Transcribe each line of the material as it is, and drop any picture.

##### Task material #####

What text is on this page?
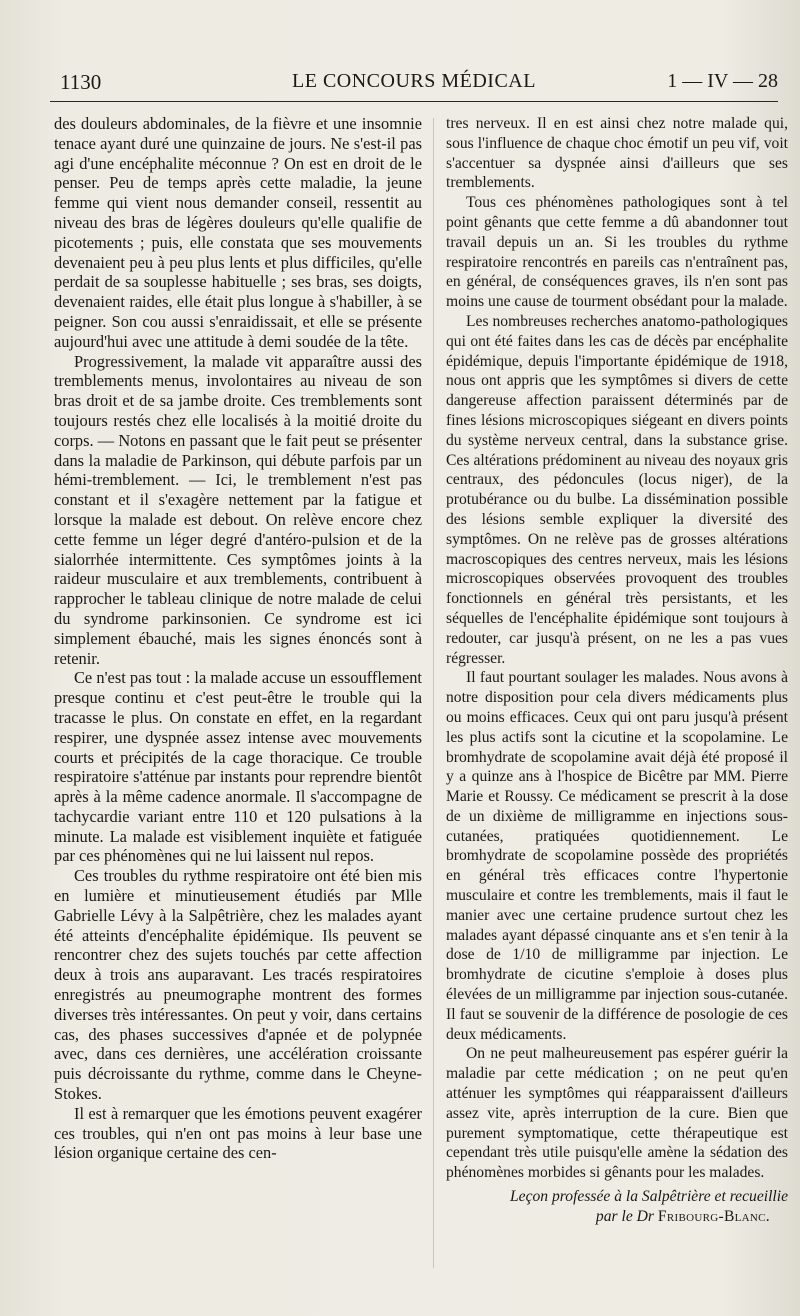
1130	LE CONCOURS MÉDICAL	1 — IV — 28

des douleurs abdominales, de la fièvre et une insomnie tenace ayant duré une quinzaine de jours. Ne s'est-il pas agi d'une encéphalite méconnue ? On est en droit de le penser. Peu de temps après cette maladie, la jeune femme qui vient nous demander conseil, ressentit au niveau des bras de légères douleurs qu'elle qualifie de picotements ; puis, elle constata que ses mouvements devenaient peu à peu plus lents et plus difficiles, qu'elle perdait de sa souplesse habituelle ; ses bras, ses doigts, devenaient raides, elle était plus longue à s'habiller, à se peigner. Son cou aussi s'enraidissait, et elle se présente aujourd'hui avec une attitude à demi soudée de la tête.

Progressivement, la malade vit apparaître aussi des tremblements menus, involontaires au niveau de son bras droit et de sa jambe droite. Ces tremblements sont toujours restés chez elle localisés à la moitié droite du corps. — Notons en passant que le fait peut se présenter dans la maladie de Parkinson, qui débute parfois par un hémi-tremblement. — Ici, le tremblement n'est pas constant et il s'exagère nettement par la fatigue et lorsque la malade est debout. On relève encore chez cette femme un léger degré d'antéro-pulsion et de la sialorrhée intermittente. Ces symptômes joints à la raideur musculaire et aux tremblements, contribuent à rapprocher le tableau clinique de notre malade de celui du syndrome parkinsonien. Ce syndrome est ici simplement ébauché, mais les signes énoncés sont à retenir.

Ce n'est pas tout : la malade accuse un essoufflement presque continu et c'est peut-être le trouble qui la tracasse le plus. On constate en effet, en la regardant respirer, une dyspnée assez intense avec mouvements courts et précipités de la cage thoracique. Ce trouble respiratoire s'atténue par instants pour reprendre bientôt après à la même cadence anormale. Il s'accompagne de tachycardie variant entre 110 et 120 pulsations à la minute. La malade est visiblement inquiète et fatiguée par ces phénomènes qui ne lui laissent nul repos.

Ces troubles du rythme respiratoire ont été bien mis en lumière et minutieusement étudiés par Mlle Gabrielle Lévy à la Salpêtrière, chez les malades ayant été atteints d'encéphalite épidémique. Ils peuvent se rencontrer chez des sujets touchés par cette affection deux à trois ans auparavant. Les tracés respiratoires enregistrés au pneumographe montrent des formes diverses très intéressantes. On peut y voir, dans certains cas, des phases successives d'apnée et de polypnée avec, dans ces dernières, une accélération croissante puis décroissante du rythme, comme dans le Cheyne-Stokes.

Il est à remarquer que les émotions peuvent exagérer ces troubles, qui n'en ont pas moins à leur base une lésion organique certaine des cen-

tres nerveux. Il en est ainsi chez notre malade qui, sous l'influence de chaque choc émotif un peu vif, voit s'accentuer sa dyspnée ainsi d'ailleurs que ses tremblements.

Tous ces phénomènes pathologiques sont à tel point gênants que cette femme a dû abandonner tout travail depuis un an. Si les troubles du rythme respiratoire rencontrés en pareils cas n'entraînent pas, en général, de conséquences graves, ils n'en sont pas moins une cause de tourment obsédant pour la malade.

Les nombreuses recherches anatomo-pathologiques qui ont été faites dans les cas de décès par encéphalite épidémique, depuis l'importante épidémique de 1918, nous ont appris que les symptômes si divers de cette dangereuse affection paraissent déterminés par de fines lésions microscopiques siégeant en divers points du système nerveux central, dans la substance grise. Ces altérations prédominent au niveau des noyaux gris centraux, des pédoncules (locus niger), de la protubérance ou du bulbe. La dissémination possible des lésions semble expliquer la diversité des symptômes. On ne relève pas de grosses altérations macroscopiques des centres nerveux, mais les lésions microscopiques observées provoquent des troubles fonctionnels en général très persistants, et les séquelles de l'encéphalite épidémique sont toujours à redouter, car jusqu'à présent, on ne les a pas vues régresser.

Il faut pourtant soulager les malades. Nous avons à notre disposition pour cela divers médicaments plus ou moins efficaces. Ceux qui ont paru jusqu'à présent les plus actifs sont la cicutine et la scopolamine. Le bromhydrate de scopolamine avait déjà été proposé il y a quinze ans à l'hospice de Bicêtre par MM. Pierre Marie et Roussy. Ce médicament se prescrit à la dose de un dixième de milligramme en injections sous-cutanées, pratiquées quotidiennement. Le bromhydrate de scopolamine possède des propriétés en général très efficaces contre l'hypertonie musculaire et contre les tremblements, mais il faut le manier avec une certaine prudence surtout chez les malades ayant dépassé cinquante ans et s'en tenir à la dose de 1/10 de milligramme par injection. Le bromhydrate de cicutine s'emploie à doses plus élevées de un milligramme par injection sous-cutanée. Il faut se souvenir de la différence de posologie de ces deux médicaments.

On ne peut malheureusement pas espérer guérir la maladie par cette médication ; on ne peut qu'en atténuer les symptômes qui réapparaissent d'ailleurs assez vite, après interruption de la cure. Bien que purement symptomatique, cette thérapeutique est cependant très utile puisqu'elle amène la sédation des phénomènes morbides si gênants pour les malades.

Leçon professée à la Salpêtrière et recueillie
par le Dr Fribourg-Blanc.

#####

Correct result:
What text is on this page?
1130	LE CONCOURS MÉDICAL	1 — IV — 28

des douleurs abdominales, de la fièvre et une insomnie tenace ayant duré une quinzaine de jours. Ne s'est-il pas agi d'une encéphalite méconnue ? On est en droit de le penser. Peu de temps après cette maladie, la jeune femme qui vient nous demander conseil, ressentit au niveau des bras de légères douleurs qu'elle qualifie de picotements ; puis, elle constata que ses mouvements devenaient peu à peu plus lents et plus difficiles, qu'elle perdait de sa souplesse habituelle ; ses bras, ses doigts, devenaient raides, elle était plus longue à s'habiller, à se peigner. Son cou aussi s'enraidissait, et elle se présente aujourd'hui avec une attitude à demi soudée de la tête.

Progressivement, la malade vit apparaître aussi des tremblements menus, involontaires au niveau de son bras droit et de sa jambe droite. Ces tremblements sont toujours restés chez elle localisés à la moitié droite du corps. — Notons en passant que le fait peut se présenter dans la maladie de Parkinson, qui débute parfois par un hémi-tremblement. — Ici, le tremblement n'est pas constant et il s'exagère nettement par la fatigue et lorsque la malade est debout. On relève encore chez cette femme un léger degré d'antéro-pulsion et de la sialorrhée intermittente. Ces symptômes joints à la raideur musculaire et aux tremblements, contribuent à rapprocher le tableau clinique de notre malade de celui du syndrome parkinsonien. Ce syndrome est ici simplement ébauché, mais les signes énoncés sont à retenir.

Ce n'est pas tout : la malade accuse un essoufflement presque continu et c'est peut-être le trouble qui la tracasse le plus. On constate en effet, en la regardant respirer, une dyspnée assez intense avec mouvements courts et précipités de la cage thoracique. Ce trouble respiratoire s'atténue par instants pour reprendre bientôt après à la même cadence anormale. Il s'accompagne de tachycardie variant entre 110 et 120 pulsations à la minute. La malade est visiblement inquiète et fatiguée par ces phénomènes qui ne lui laissent nul repos.

Ces troubles du rythme respiratoire ont été bien mis en lumière et minutieusement étudiés par Mlle Gabrielle Lévy à la Salpêtrière, chez les malades ayant été atteints d'encéphalite épidémique. Ils peuvent se rencontrer chez des sujets touchés par cette affection deux à trois ans auparavant. Les tracés respiratoires enregistrés au pneumographe montrent des formes diverses très intéressantes. On peut y voir, dans certains cas, des phases successives d'apnée et de polypnée avec, dans ces dernières, une accélération croissante puis décroissante du rythme, comme dans le Cheyne-Stokes.

Il est à remarquer que les émotions peuvent exagérer ces troubles, qui n'en ont pas moins à leur base une lésion organique certaine des cen-

tres nerveux. Il en est ainsi chez notre malade qui, sous l'influence de chaque choc émotif un peu vif, voit s'accentuer sa dyspnée ainsi d'ailleurs que ses tremblements.

Tous ces phénomènes pathologiques sont à tel point gênants que cette femme a dû abandonner tout travail depuis un an. Si les troubles du rythme respiratoire rencontrés en pareils cas n'entraînent pas, en général, de conséquences graves, ils n'en sont pas moins une cause de tourment obsédant pour la malade.

Les nombreuses recherches anatomo-pathologiques qui ont été faites dans les cas de décès par encéphalite épidémique, depuis l'importante épidémique de 1918, nous ont appris que les symptômes si divers de cette dangereuse affection paraissent déterminés par de fines lésions microscopiques siégeant en divers points du système nerveux central, dans la substance grise. Ces altérations prédominent au niveau des noyaux gris centraux, des pédoncules (locus niger), de la protubérance ou du bulbe. La dissémination possible des lésions semble expliquer la diversité des symptômes. On ne relève pas de grosses altérations macroscopiques des centres nerveux, mais les lésions microscopiques observées provoquent des troubles fonctionnels en général très persistants, et les séquelles de l'encéphalite épidémique sont toujours à redouter, car jusqu'à présent, on ne les a pas vues régresser.

Il faut pourtant soulager les malades. Nous avons à notre disposition pour cela divers médicaments plus ou moins efficaces. Ceux qui ont paru jusqu'à présent les plus actifs sont la cicutine et la scopolamine. Le bromhydrate de scopolamine avait déjà été proposé il y a quinze ans à l'hospice de Bicêtre par MM. Pierre Marie et Roussy. Ce médicament se prescrit à la dose de un dixième de milligramme en injections sous-cutanées, pratiquées quotidiennement. Le bromhydrate de scopolamine possède des propriétés en général très efficaces contre l'hypertonie musculaire et contre les tremblements, mais il faut le manier avec une certaine prudence surtout chez les malades ayant dépassé cinquante ans et s'en tenir à la dose de 1/10 de milligramme par injection. Le bromhydrate de cicutine s'emploie à doses plus élevées de un milligramme par injection sous-cutanée. Il faut se souvenir de la différence de posologie de ces deux médicaments.

On ne peut malheureusement pas espérer guérir la maladie par cette médication ; on ne peut qu'en atténuer les symptômes qui réapparaissent d'ailleurs assez vite, après interruption de la cure. Bien que purement symptomatique, cette thérapeutique est cependant très utile puisqu'elle amène la sédation des phénomènes morbides si gênants pour les malades.

Leçon professée à la Salpêtrière et recueillie
par le Dr Fribourg-Blanc.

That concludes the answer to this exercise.